━━━━━ Excerpted records ━━━━━
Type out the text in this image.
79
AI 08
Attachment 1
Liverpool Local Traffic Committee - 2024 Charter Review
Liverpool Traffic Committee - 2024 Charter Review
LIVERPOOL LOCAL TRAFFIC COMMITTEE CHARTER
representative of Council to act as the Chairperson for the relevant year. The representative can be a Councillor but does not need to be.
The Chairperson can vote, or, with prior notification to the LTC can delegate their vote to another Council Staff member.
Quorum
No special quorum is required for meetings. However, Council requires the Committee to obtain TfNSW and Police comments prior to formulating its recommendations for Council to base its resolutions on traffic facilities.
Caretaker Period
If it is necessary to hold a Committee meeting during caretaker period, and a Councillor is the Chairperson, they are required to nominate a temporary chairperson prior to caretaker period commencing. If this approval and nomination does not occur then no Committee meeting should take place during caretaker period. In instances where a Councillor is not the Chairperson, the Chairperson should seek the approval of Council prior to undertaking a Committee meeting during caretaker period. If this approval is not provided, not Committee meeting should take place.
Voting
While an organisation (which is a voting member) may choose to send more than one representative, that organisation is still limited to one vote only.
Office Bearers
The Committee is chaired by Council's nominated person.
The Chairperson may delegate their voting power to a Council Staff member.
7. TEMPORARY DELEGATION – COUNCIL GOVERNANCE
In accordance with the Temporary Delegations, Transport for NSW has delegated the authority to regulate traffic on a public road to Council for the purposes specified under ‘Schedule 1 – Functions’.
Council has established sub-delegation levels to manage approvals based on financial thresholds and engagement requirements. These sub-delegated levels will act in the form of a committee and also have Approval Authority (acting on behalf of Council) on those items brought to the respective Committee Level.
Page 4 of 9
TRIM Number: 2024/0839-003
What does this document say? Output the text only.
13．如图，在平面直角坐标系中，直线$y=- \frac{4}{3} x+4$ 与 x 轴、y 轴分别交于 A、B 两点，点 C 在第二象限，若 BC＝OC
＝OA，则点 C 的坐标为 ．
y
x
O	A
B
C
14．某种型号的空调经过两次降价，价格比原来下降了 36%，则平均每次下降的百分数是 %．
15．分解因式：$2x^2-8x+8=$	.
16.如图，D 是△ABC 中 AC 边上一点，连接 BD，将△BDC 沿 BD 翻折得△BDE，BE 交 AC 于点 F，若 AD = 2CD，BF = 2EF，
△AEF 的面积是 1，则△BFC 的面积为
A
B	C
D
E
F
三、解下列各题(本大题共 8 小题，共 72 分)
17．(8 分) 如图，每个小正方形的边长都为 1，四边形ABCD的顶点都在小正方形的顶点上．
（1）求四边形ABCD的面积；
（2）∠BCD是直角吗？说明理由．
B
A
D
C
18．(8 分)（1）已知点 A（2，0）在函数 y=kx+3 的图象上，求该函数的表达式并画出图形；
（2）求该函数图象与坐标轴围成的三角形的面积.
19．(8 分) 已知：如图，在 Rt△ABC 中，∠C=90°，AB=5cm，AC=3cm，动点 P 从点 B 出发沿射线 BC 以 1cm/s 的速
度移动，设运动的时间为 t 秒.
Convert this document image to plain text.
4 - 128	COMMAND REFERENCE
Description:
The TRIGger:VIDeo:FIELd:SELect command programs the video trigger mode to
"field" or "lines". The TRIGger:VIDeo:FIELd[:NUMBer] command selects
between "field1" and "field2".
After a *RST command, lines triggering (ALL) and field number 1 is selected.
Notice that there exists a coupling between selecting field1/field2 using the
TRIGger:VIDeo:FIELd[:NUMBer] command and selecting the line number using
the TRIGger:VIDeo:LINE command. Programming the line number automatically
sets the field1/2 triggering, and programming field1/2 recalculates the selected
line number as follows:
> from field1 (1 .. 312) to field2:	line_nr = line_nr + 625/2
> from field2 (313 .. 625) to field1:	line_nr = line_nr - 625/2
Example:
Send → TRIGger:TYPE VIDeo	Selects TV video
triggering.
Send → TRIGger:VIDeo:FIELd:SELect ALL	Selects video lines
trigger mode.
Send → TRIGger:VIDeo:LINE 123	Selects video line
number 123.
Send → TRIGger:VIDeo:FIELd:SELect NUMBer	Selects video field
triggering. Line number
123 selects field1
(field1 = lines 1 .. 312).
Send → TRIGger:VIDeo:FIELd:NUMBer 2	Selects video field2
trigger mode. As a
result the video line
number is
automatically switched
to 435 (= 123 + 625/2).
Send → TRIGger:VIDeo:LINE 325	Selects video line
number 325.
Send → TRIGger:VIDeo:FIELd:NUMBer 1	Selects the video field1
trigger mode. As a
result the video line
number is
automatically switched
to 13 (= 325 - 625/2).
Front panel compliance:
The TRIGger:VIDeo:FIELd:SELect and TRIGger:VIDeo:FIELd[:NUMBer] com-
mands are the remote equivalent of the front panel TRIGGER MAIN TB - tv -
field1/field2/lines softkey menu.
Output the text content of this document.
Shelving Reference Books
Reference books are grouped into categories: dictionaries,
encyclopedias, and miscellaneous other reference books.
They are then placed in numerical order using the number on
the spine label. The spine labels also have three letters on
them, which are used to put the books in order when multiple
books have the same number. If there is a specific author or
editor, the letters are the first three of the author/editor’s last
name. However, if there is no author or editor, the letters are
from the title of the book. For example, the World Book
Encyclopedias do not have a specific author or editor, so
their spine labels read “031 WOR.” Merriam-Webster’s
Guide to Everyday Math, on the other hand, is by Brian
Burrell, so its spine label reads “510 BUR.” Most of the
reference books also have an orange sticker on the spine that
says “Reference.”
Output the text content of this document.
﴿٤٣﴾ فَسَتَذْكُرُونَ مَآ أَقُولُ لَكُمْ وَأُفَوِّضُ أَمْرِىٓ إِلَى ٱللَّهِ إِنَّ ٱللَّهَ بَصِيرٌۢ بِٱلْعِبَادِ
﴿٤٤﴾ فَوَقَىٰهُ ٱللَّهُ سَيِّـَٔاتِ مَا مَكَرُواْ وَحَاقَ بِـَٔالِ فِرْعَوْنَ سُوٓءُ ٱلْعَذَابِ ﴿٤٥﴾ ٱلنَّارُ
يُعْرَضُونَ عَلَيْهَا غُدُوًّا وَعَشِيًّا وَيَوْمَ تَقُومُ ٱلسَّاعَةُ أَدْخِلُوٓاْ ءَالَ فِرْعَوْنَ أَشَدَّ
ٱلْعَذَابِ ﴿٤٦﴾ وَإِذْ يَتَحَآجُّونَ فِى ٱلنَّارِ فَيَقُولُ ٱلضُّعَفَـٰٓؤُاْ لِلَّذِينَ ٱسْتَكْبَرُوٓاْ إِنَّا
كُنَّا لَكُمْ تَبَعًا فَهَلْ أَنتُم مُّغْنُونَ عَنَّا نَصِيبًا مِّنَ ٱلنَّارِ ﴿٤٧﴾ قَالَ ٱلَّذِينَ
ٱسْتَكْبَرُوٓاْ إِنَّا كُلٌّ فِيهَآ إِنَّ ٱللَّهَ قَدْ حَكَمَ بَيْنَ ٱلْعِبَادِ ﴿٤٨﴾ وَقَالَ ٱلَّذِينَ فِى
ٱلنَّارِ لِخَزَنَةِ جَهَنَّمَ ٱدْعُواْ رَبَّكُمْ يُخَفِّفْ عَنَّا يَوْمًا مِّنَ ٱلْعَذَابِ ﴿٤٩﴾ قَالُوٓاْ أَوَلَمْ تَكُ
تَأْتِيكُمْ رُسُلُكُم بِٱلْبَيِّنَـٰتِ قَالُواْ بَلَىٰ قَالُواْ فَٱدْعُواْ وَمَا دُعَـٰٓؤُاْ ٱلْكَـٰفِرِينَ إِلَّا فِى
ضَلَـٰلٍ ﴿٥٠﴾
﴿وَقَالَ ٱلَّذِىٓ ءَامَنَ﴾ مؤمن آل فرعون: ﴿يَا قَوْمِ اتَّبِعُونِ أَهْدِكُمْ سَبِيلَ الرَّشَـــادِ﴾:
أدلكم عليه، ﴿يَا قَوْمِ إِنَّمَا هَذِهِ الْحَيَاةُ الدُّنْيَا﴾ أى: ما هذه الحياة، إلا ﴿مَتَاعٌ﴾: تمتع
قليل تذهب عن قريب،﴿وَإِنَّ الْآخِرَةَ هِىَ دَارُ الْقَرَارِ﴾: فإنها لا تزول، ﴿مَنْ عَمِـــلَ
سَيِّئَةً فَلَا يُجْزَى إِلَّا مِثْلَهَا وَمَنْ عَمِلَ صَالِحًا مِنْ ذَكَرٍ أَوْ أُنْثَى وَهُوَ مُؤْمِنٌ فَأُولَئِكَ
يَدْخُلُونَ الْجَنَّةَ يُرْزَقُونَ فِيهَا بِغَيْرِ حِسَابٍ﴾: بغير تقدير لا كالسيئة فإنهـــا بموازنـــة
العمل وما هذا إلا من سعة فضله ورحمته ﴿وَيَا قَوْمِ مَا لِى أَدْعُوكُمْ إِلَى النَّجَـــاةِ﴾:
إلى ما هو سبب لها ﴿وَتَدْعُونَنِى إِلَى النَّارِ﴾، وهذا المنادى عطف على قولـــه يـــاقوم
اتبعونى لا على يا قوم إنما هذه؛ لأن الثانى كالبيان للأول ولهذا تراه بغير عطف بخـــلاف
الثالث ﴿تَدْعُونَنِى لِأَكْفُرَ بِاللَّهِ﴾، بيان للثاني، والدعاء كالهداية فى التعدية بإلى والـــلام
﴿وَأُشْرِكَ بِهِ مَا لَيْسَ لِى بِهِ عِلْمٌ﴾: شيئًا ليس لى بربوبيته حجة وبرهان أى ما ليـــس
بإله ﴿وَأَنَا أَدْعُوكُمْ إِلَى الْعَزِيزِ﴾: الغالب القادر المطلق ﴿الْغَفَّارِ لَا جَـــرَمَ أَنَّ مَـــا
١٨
━━━━━
Spot every line that holds "between" and copy it.

Finished answer
between "field1" and "field2".
Notice that there exists a coupling between selecting field1/field2 using the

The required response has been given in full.